Exercise aim
Return every entry exactly as written.

Exercise materials
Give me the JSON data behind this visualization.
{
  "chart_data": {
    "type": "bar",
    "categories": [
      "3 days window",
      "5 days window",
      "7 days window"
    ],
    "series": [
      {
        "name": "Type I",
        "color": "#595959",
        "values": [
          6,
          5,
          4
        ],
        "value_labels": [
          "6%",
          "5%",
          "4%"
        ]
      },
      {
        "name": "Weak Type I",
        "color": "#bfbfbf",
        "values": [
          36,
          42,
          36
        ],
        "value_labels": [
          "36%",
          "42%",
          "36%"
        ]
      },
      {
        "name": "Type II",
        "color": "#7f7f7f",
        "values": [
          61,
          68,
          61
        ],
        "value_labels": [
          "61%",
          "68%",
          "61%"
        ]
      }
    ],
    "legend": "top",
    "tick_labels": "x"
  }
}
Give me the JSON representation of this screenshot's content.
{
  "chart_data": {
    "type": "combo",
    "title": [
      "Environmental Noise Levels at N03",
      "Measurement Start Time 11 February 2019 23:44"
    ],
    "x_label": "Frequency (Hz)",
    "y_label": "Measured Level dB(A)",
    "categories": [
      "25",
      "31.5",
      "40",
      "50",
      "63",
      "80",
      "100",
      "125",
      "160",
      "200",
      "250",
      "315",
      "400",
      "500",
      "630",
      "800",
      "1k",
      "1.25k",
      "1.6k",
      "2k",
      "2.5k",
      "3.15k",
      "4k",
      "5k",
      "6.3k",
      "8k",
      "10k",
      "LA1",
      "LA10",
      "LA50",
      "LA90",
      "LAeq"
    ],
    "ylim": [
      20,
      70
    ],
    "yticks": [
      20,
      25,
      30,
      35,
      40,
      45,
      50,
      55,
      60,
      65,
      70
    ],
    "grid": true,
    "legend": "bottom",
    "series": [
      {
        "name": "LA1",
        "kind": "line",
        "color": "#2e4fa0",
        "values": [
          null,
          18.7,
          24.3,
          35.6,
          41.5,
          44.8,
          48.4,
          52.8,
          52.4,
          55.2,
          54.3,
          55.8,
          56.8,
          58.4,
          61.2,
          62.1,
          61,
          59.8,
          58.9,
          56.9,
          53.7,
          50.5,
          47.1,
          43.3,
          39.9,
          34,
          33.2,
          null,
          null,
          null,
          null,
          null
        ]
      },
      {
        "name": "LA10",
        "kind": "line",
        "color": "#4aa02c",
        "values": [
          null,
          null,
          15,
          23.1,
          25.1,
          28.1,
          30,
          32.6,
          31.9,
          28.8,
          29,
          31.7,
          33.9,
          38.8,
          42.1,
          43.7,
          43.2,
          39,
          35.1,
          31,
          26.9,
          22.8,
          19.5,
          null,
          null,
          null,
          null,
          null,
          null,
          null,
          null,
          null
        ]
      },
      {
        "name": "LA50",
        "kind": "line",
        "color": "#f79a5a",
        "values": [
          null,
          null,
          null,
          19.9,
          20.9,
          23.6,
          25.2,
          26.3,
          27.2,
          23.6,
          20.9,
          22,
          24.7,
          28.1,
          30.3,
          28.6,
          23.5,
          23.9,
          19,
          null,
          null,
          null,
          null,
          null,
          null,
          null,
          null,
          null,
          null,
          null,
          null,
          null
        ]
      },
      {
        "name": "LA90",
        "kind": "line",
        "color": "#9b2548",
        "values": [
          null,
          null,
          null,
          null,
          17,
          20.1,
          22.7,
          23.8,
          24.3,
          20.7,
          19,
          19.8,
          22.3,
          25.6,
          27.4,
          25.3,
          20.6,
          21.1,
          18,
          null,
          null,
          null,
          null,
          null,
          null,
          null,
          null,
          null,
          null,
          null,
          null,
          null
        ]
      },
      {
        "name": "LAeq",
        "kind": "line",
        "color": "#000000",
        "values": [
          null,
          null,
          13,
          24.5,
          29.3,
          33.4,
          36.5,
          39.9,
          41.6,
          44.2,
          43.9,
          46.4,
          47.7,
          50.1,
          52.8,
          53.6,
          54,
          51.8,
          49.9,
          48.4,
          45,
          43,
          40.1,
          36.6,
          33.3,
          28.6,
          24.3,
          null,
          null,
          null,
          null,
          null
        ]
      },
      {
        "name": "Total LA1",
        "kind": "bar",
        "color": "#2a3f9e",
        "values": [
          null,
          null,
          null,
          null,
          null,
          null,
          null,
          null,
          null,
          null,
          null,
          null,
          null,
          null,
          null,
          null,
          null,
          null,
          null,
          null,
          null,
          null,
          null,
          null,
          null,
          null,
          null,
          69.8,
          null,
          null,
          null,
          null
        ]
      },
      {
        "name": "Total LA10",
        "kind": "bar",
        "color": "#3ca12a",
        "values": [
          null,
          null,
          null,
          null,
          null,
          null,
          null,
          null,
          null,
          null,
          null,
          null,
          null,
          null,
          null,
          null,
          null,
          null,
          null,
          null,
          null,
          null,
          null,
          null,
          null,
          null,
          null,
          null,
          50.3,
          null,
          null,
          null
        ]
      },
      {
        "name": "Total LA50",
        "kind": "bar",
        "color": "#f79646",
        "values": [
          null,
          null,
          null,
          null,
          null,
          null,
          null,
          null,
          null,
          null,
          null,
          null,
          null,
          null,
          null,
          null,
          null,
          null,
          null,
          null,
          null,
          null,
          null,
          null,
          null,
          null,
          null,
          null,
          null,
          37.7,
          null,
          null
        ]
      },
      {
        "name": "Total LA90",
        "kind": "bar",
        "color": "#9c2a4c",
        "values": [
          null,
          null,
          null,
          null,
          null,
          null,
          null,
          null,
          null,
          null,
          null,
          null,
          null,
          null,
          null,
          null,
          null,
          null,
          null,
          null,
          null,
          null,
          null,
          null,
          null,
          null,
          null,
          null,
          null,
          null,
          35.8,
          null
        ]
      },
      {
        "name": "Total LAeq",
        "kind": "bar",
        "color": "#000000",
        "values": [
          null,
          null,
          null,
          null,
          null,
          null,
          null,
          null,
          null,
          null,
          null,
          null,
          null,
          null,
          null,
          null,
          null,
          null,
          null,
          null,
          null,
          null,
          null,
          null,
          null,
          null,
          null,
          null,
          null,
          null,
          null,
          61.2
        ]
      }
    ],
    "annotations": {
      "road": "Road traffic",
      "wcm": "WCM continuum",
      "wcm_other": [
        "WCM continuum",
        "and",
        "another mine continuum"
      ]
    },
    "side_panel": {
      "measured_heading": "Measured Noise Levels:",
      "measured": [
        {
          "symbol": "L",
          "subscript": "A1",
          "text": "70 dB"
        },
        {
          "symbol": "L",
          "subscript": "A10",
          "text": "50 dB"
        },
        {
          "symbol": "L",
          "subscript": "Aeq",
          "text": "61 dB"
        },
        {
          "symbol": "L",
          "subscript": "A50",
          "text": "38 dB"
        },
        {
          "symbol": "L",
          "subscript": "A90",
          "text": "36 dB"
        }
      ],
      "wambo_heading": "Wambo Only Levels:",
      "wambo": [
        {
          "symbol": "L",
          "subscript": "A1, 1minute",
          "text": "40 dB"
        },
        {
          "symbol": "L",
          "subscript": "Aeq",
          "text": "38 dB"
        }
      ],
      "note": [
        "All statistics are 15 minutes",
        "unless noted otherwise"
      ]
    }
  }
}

Correct result
Give me the JSON data behind this visualization.
{
  "chart_data": {
    "type": "bar",
    "categories": [
      "3 days window",
      "5 days window",
      "7 days window"
    ],
    "series": [
      {
        "name": "Type I",
        "color": "#595959",
        "values": [
          6,
          5,
          4
        ],
        "value_labels": [
          "6%",
          "5%",
          "4%"
        ]
      },
      {
        "name": "Weak Type I",
        "color": "#bfbfbf",
        "values": [
          36,
          42,
          36
        ],
        "value_labels": [
          "36%",
          "42%",
          "36%"
        ]
      },
      {
        "name": "Type II",
        "color": "#7f7f7f",
        "values": [
          61,
          68,
          61
        ],
        "value_labels": [
          "61%",
          "68%",
          "61%"
        ]
      }
    ],
    "legend": "top",
    "tick_labels": "x"
  }
}
Give me the JSON representation of this screenshot's content.
{
  "chart_data": {
    "type": "combo",
    "title": [
      "Environmental Noise Levels at N03",
      "Measurement Start Time 11 February 2019 23:44"
    ],
    "x_label": "Frequency (Hz)",
    "y_label": "Measured Level dB(A)",
    "categories": [
      "25",
      "31.5",
      "40",
      "50",
      "63",
      "80",
      "100",
      "125",
      "160",
      "200",
      "250",
      "315",
      "400",
      "500",
      "630",
      "800",
      "1k",
      "1.25k",
      "1.6k",
      "2k",
      "2.5k",
      "3.15k",
      "4k",
      "5k",
      "6.3k",
      "8k",
      "10k",
      "LA1",
      "LA10",
      "LA50",
      "LA90",
      "LAeq"
    ],
    "ylim": [
      20,
      70
    ],
    "yticks": [
      20,
      25,
      30,
      35,
      40,
      45,
      50,
      55,
      60,
      65,
      70
    ],
    "grid": true,
    "legend": "bottom",
    "series": [
      {
        "name": "LA1",
        "kind": "line",
        "color": "#2e4fa0",
        "values": [
          null,
          18.7,
          24.3,
          35.6,
          41.5,
          44.8,
          48.4,
          52.8,
          52.4,
          55.2,
          54.3,
          55.8,
          56.8,
          58.4,
          61.2,
          62.1,
          61,
          59.8,
          58.9,
          56.9,
          53.7,
          50.5,
          47.1,
          43.3,
          39.9,
          34,
          33.2,
          null,
          null,
          null,
          null,
          null
        ]
      },
      {
        "name": "LA10",
        "kind": "line",
        "color": "#4aa02c",
        "values": [
          null,
          null,
          15,
          23.1,
          25.1,
          28.1,
          30,
          32.6,
          31.9,
          28.8,
          29,
          31.7,
          33.9,
          38.8,
          42.1,
          43.7,
          43.2,
          39,
          35.1,
          31,
          26.9,
          22.8,
          19.5,
          null,
          null,
          null,
          null,
          null,
          null,
          null,
          null,
          null
        ]
      },
      {
        "name": "LA50",
        "kind": "line",
        "color": "#f79a5a",
        "values": [
          null,
          null,
          null,
          19.9,
          20.9,
          23.6,
          25.2,
          26.3,
          27.2,
          23.6,
          20.9,
          22,
          24.7,
          28.1,
          30.3,
          28.6,
          23.5,
          23.9,
          19,
          null,
          null,
          null,
          null,
          null,
          null,
          null,
          null,
          null,
          null,
          null,
          null,
          null
        ]
      },
      {
        "name": "LA90",
        "kind": "line",
        "color": "#9b2548",
        "values": [
          null,
          null,
          null,
          null,
          17,
          20.1,
          22.7,
          23.8,
          24.3,
          20.7,
          19,
          19.8,
          22.3,
          25.6,
          27.4,
          25.3,
          20.6,
          21.1,
          18,
          null,
          null,
          null,
          null,
          null,
          null,
          null,
          null,
          null,
          null,
          null,
          null,
          null
        ]
      },
      {
        "name": "LAeq",
        "kind": "line",
        "color": "#000000",
        "values": [
          null,
          null,
          13,
          24.5,
          29.3,
          33.4,
          36.5,
          39.9,
          41.6,
          44.2,
          43.9,
          46.4,
          47.7,
          50.1,
          52.8,
          53.6,
          54,
          51.8,
          49.9,
          48.4,
          45,
          43,
          40.1,
          36.6,
          33.3,
          28.6,
          24.3,
          null,
          null,
          null,
          null,
          null
        ]
      },
      {
        "name": "Total LA1",
        "kind": "bar",
        "color": "#2a3f9e",
        "values": [
          null,
          null,
          null,
          null,
          null,
          null,
          null,
          null,
          null,
          null,
          null,
          null,
          null,
          null,
          null,
          null,
          null,
          null,
          null,
          null,
          null,
          null,
          null,
          null,
          null,
          null,
          null,
          69.8,
          null,
          null,
          null,
          null
        ]
      },
      {
        "name": "Total LA10",
        "kind": "bar",
        "color": "#3ca12a",
        "values": [
          null,
          null,
          null,
          null,
          null,
          null,
          null,
          null,
          null,
          null,
          null,
          null,
          null,
          null,
          null,
          null,
          null,
          null,
          null,
          null,
          null,
          null,
          null,
          null,
          null,
          null,
          null,
          null,
          50.3,
          null,
          null,
          null
        ]
      },
      {
        "name": "Total LA50",
        "kind": "bar",
        "color": "#f79646",
        "values": [
          null,
          null,
          null,
          null,
          null,
          null,
          null,
          null,
          null,
          null,
          null,
          null,
          null,
          null,
          null,
          null,
          null,
          null,
          null,
          null,
          null,
          null,
          null,
          null,
          null,
          null,
          null,
          null,
          null,
          37.7,
          null,
          null
        ]
      },
      {
        "name": "Total LA90",
        "kind": "bar",
        "color": "#9c2a4c",
        "values": [
          null,
          null,
          null,
          null,
          null,
          null,
          null,
          null,
          null,
          null,
          null,
          null,
          null,
          null,
          null,
          null,
          null,
          null,
          null,
          null,
          null,
          null,
          null,
          null,
          null,
          null,
          null,
          null,
          null,
          null,
          35.8,
          null
        ]
      },
      {
        "name": "Total LAeq",
        "kind": "bar",
        "color": "#000000",
        "values": [
          null,
          null,
          null,
          null,
          null,
          null,
          null,
          null,
          null,
          null,
          null,
          null,
          null,
          null,
          null,
          null,
          null,
          null,
          null,
          null,
          null,
          null,
          null,
          null,
          null,
          null,
          null,
          null,
          null,
          null,
          null,
          61.2
        ]
      }
    ],
    "annotations": {
      "road": "Road traffic",
      "wcm": "WCM continuum",
      "wcm_other": [
        "WCM continuum",
        "and",
        "another mine continuum"
      ]
    },
    "side_panel": {
      "measured_heading": "Measured Noise Levels:",
      "measured": [
        {
          "symbol": "L",
          "subscript": "A1",
          "text": "70 dB"
        },
        {
          "symbol": "L",
          "subscript": "A10",
          "text": "50 dB"
        },
        {
          "symbol": "L",
          "subscript": "Aeq",
          "text": "61 dB"
        },
        {
          "symbol": "L",
          "subscript": "A50",
          "text": "38 dB"
        },
        {
          "symbol": "L",
          "subscript": "A90",
          "text": "36 dB"
        }
      ],
      "wambo_heading": "Wambo Only Levels:",
      "wambo": [
        {
          "symbol": "L",
          "subscript": "A1, 1minute",
          "text": "40 dB"
        },
        {
          "symbol": "L",
          "subscript": "Aeq",
          "text": "38 dB"
        }
      ],
      "note": [
        "All statistics are 15 minutes",
        "unless noted otherwise"
      ]
    }
  }
}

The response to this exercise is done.